-- BEGIN --

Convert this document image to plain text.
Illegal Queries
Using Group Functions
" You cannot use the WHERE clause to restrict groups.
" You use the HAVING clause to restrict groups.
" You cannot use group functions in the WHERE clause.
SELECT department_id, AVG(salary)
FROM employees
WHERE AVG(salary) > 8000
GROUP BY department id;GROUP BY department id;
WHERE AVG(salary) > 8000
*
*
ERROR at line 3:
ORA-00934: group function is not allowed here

-- END --

# [OBJECTIVE]
Return a copy of every line that includes the word "clause".

# [RESULT]
" You cannot use the WHERE clause to restrict groups.
" You use the HAVING clause to restrict groups.
" You cannot use group functions in the WHERE clause.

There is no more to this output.